====== Text block

For a brief period, Rep. Paul Ryan emerged as a potential deal-maker who could solve the impasse in Congress before a catastrophic default on our country’s debts. But any hope of that ended yesterday when Ryan spoke against a Collins-Manchin proposal under consideration in the Senate and complained:
“They’re trying to cut the House out, and trying to jam us with the Senate. We’re not going to roll over and take that,” said House Budget Chairman Paul Ryan (R-Wis.).
In truth, senators from both parties had no choice but to conclude that the House of Representatives is incapable of agreeing to anything acceptable to the president so long as they insist on adhering to the Hastert Rule (no bill will be brought to the House floor unless it has the support of the majority of the Republican caucus).
With such fervor still rampant among House Republicans, there was bipartisan agreement in the Senate that Boehner’s House had lost its ability to approve anything that could be signed by Obama into law. Republicans decided the Senate must act first, hoping that the pressure of the Thursday debt deadline would lead to the House passing the measure even if it meant just a small collection of the GOP’s House majority joined with the Democratic minority to approve a deal.
“At this point, they have dealt themselves out of this process. They cannot agree among themselves,” Durbin said. “And that makes it extremely difficult to take them seriously.”
Again, the backdrop logic here is that default is an impossibility. The Senate will not fail to extend the debt ceiling, and they’ve given up on the idea that the majority of House Republicans will vote for an extension of the debt ceiling. Speaker Boehner now faces a choice between allowing a vote the majority of his caucus opposes or being responsible for a global financial meltdown. That’s an easy choice.
House Republicans are hopping mad, with different factions pointing fingers of blame in all directions: at the administration for being intransigent, at Ted Cruz for leading them astray, as the Senate Republicans for selling them out, at the Tea Party for being unrealistic, at the moderates for undermining their message, at the Speaker for ineffectiveness, at the press for being biased, at the polls for being skewed, and at the Democrats for being mean.
It’s no wonder that some people are calling these the Last Days of the GOP.
The battle over the shutdown has highlighted the cracks and fissures within the party. The party’s leadership has begun to lose control of its members in Congress. The party’s base has become increasingly shrill and is almost as dissatisfied with the Republican leadership in Washington as it is with President Obama. New conservative groups have echoed, and taken advantage of, this sentiment by targeting Republicans identified with the leadership for defeat. And a growing group of Republican politicians, who owe their election to these groups, has carried the battle into the halls of Congress. That is spelling doom for the Republican coalition that has kept the party afloat for the last two decades.

============

Problems to solve >>
1. Quote the debt-ceiling commentary between "With such fervor" and "approve a deal.", inclusive.
2. Continue the debt-ceiling commentary, starting after its last sentence.
The listing that comes next is separate from the debt-ceiling commentary.

====== Information given

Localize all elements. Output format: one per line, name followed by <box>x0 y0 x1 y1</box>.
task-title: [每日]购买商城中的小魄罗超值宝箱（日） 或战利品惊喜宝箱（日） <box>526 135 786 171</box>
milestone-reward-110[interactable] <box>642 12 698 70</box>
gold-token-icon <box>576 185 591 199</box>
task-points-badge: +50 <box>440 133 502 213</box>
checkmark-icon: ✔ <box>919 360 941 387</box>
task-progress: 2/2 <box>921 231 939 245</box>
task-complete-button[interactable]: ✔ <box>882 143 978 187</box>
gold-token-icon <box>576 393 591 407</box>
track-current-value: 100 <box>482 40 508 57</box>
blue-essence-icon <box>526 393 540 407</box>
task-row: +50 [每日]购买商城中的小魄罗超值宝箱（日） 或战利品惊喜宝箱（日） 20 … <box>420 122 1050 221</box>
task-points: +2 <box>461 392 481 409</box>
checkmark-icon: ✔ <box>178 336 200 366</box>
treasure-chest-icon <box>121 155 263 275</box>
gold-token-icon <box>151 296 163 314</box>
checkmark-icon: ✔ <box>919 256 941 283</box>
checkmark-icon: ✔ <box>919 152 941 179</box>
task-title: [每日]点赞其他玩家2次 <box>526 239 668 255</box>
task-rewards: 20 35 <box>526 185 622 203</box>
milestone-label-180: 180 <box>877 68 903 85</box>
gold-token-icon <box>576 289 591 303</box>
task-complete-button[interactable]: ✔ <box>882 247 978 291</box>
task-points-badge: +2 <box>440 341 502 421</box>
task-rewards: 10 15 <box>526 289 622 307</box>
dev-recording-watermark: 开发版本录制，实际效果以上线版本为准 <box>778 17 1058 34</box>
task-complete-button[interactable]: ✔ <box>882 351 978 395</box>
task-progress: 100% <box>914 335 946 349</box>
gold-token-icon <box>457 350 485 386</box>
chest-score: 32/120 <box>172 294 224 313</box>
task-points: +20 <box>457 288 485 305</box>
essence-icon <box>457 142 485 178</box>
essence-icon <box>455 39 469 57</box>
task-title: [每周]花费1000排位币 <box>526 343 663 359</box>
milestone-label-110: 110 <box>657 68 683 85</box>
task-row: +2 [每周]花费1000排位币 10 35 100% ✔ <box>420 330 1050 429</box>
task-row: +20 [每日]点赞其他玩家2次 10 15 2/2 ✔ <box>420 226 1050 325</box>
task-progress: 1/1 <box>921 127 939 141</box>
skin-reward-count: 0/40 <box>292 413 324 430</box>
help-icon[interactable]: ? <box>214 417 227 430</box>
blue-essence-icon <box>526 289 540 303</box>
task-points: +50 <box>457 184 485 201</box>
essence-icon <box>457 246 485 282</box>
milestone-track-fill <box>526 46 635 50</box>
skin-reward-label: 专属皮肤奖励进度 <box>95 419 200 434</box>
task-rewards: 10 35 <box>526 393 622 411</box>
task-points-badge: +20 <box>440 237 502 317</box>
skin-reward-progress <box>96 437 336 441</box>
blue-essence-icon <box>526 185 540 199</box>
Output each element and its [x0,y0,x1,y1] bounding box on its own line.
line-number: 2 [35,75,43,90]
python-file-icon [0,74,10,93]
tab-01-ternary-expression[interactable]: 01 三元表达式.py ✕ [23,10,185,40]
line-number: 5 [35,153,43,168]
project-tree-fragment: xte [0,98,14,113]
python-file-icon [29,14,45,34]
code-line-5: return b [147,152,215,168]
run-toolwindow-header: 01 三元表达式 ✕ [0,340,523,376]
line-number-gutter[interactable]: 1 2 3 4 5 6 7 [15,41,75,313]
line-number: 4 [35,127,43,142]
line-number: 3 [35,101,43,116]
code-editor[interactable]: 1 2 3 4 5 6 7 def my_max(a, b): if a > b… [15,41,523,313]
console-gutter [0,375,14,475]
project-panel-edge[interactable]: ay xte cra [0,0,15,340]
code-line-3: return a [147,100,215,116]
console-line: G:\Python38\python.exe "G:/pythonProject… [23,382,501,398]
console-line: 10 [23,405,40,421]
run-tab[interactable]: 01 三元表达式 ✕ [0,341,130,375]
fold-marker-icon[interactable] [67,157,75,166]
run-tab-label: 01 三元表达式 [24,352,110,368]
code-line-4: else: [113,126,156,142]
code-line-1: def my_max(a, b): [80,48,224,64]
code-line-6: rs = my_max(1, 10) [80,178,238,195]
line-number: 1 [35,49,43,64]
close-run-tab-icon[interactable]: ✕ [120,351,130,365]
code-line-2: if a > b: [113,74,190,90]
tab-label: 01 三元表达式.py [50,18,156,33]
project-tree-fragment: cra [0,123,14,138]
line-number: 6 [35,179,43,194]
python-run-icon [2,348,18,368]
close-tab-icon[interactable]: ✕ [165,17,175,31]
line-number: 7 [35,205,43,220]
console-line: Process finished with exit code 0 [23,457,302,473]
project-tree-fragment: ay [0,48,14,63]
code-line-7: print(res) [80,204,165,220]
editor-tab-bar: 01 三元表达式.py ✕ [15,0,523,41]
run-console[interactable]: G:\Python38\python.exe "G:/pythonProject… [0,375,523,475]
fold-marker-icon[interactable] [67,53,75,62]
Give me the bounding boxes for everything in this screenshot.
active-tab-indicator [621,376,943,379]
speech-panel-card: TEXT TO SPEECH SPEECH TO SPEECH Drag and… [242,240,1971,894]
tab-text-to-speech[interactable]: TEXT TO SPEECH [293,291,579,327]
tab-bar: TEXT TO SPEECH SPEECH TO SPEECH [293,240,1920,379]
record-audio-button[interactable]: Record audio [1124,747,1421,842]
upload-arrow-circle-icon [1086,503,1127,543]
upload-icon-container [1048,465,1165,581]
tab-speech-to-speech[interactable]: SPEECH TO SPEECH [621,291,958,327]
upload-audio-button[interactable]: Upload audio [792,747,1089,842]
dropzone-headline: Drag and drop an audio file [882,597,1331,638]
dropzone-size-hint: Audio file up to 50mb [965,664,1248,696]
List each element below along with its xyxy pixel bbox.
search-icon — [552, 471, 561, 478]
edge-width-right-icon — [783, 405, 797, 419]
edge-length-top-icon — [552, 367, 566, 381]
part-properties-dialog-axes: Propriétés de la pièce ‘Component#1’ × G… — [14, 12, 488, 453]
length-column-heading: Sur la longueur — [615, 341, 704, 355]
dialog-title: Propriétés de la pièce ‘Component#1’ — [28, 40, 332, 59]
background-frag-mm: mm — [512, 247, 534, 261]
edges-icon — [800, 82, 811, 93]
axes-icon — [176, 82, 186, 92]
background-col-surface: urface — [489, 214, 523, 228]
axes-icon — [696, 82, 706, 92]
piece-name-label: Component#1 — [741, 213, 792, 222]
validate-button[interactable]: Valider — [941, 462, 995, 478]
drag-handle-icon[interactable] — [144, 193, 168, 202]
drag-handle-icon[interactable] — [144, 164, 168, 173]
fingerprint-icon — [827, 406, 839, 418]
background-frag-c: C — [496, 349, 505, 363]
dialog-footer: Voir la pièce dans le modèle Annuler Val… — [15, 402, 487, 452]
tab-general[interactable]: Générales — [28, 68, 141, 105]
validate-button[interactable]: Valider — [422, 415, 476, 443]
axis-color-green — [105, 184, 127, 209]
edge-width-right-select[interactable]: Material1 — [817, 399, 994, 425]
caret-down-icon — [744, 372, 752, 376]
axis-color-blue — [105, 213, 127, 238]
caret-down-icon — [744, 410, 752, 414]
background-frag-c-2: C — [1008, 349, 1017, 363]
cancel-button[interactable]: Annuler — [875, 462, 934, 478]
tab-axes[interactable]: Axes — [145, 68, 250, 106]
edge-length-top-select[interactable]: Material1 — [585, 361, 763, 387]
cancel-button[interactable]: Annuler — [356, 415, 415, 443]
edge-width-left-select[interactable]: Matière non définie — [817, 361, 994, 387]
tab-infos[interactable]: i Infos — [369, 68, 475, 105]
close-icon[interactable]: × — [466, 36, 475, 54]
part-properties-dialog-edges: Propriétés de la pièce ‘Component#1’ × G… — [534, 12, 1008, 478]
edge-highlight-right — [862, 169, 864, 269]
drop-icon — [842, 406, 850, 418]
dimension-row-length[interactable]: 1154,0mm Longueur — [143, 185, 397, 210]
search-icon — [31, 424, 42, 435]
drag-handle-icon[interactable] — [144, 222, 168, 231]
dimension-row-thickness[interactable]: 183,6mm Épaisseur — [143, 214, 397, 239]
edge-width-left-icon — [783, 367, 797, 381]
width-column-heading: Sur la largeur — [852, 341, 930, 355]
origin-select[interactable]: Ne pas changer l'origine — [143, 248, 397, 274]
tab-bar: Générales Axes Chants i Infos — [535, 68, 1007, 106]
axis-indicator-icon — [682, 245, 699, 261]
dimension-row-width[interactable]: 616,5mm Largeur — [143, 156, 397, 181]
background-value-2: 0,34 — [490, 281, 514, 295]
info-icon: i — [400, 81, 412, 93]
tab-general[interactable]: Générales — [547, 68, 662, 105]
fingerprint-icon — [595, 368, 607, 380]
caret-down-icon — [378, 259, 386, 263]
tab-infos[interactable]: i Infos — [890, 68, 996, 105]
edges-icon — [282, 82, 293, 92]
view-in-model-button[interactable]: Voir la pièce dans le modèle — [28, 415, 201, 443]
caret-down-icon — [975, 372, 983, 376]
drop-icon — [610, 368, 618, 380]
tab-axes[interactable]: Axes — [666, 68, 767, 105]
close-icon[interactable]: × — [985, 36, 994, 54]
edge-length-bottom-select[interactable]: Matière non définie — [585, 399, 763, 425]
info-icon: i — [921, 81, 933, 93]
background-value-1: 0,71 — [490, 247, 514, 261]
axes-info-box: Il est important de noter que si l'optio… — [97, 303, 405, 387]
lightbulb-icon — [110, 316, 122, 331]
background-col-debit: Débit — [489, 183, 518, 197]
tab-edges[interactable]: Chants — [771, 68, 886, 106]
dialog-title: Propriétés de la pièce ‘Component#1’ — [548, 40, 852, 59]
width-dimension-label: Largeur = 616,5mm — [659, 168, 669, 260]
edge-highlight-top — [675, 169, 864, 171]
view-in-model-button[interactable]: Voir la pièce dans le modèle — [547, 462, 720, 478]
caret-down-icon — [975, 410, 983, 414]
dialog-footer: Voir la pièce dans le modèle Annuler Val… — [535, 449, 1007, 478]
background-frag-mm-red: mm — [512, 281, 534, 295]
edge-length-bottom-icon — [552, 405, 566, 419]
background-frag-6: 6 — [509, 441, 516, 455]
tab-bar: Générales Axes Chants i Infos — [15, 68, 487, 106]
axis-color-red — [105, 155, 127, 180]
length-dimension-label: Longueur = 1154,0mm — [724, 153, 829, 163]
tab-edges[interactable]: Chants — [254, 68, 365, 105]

============

Expected outputs >>
1.
With such fervor still rampant among House Republicans, there was bipartisan agreement in the Senate that Boehner’s House had lost its ability to approve anything that could be signed by Obama into law. Republicans decided the Senate must act first, hoping that the pressure of the Thursday debt deadline would lead to the House passing the measure even if it meant just a small collection of the GOP’s House majority joined with the Democratic minority to approve a deal.

2.
At this point, only one thing can still go wrong. If the Senate isn’t careful, they will delay things to the point that a single senator could cause a default by refusing to grant their consent to speed along the process of passing a bill before we hit the deadline. Minority Leader Mitch McConnell knows this, which is why he loses leverage with every minute that goes by without a deal.
Also available at the Washington Monthly.
I’m sure you have noticed that SteveM disagrees with the GOP breakup theory: “Trust me, these folks are going to work this out. First of all, crazy-base disappointment with the GOP is not exactly new. Crazy-base voters thought John McCain was a pathetic RINO. Did they bolt for a third party? No. They felt the same way in 2012 about Mitt Romney. Did they bolt then? No. They never bolt, because they hate liberals, Democrats, and the Democratic voter base as they perceive it (i.e., non-white moochers) far more than they hate one another.”
http://nomoremister.blogspot.com/2013/10/no-there-is-not-going-to-be-republican.html
Steve M. has a pessimistic lean while I have an optimistic lean. I think we’re rarely very far apart, but our temperaments are different.
What I’d like to see from Steve is a definition of what he’d like to see before he could be convinced that he’s seeing something he hasn’t seen before.
In the lead-up to the 2006 midterms, I kept expecting the Republicans to splinter and run for cover, but they never did. They walked in lockstep over into the abyss. It seemed that no degree of failure could divide them.
That has completely changed. We could write stories for the next month on all the ways that has changed.
We always look to political history as our crystal ball. That’s about all we have. But I think Nate Silver had at least one thing right in his analysis the other day. This situation is without any strong recent precedent. And as such, looking for meaning in other historically similar situations is, at most, an even bet.
I don’t know, but at this point, I am a bit worried. I don’t see the GOP breaking ranks and doing what’s right for the country.
I think I read someone’s comment the other day, here or someplace else, that the what the GOP covets above all else, even government small enough to “drown in the bathtub”, is being in charge. So, they didn’t break with Bush because he was the Commander-in-chief. Now, I fear they won’t break because their visceral hatred of Obama and the ever rightward and cocooning effect it has had on their ability to grasp reality is even less than it was in 2006.
I was on my Congressman’s town hall-by-phone call the other day, and his ability to delude himself (he’s not crazy;just not altogether bright) seems limitless. Like saying he didn’t vote for the sequester (he’s a huge military base with lots of civil service employees in the district)and laying all the blame on Harry Reid for not bringing up all those voting bills that the House keeps passing. That his party doesn’t want the government to be shut down. Yeah, and I’m Alice in Wonderland.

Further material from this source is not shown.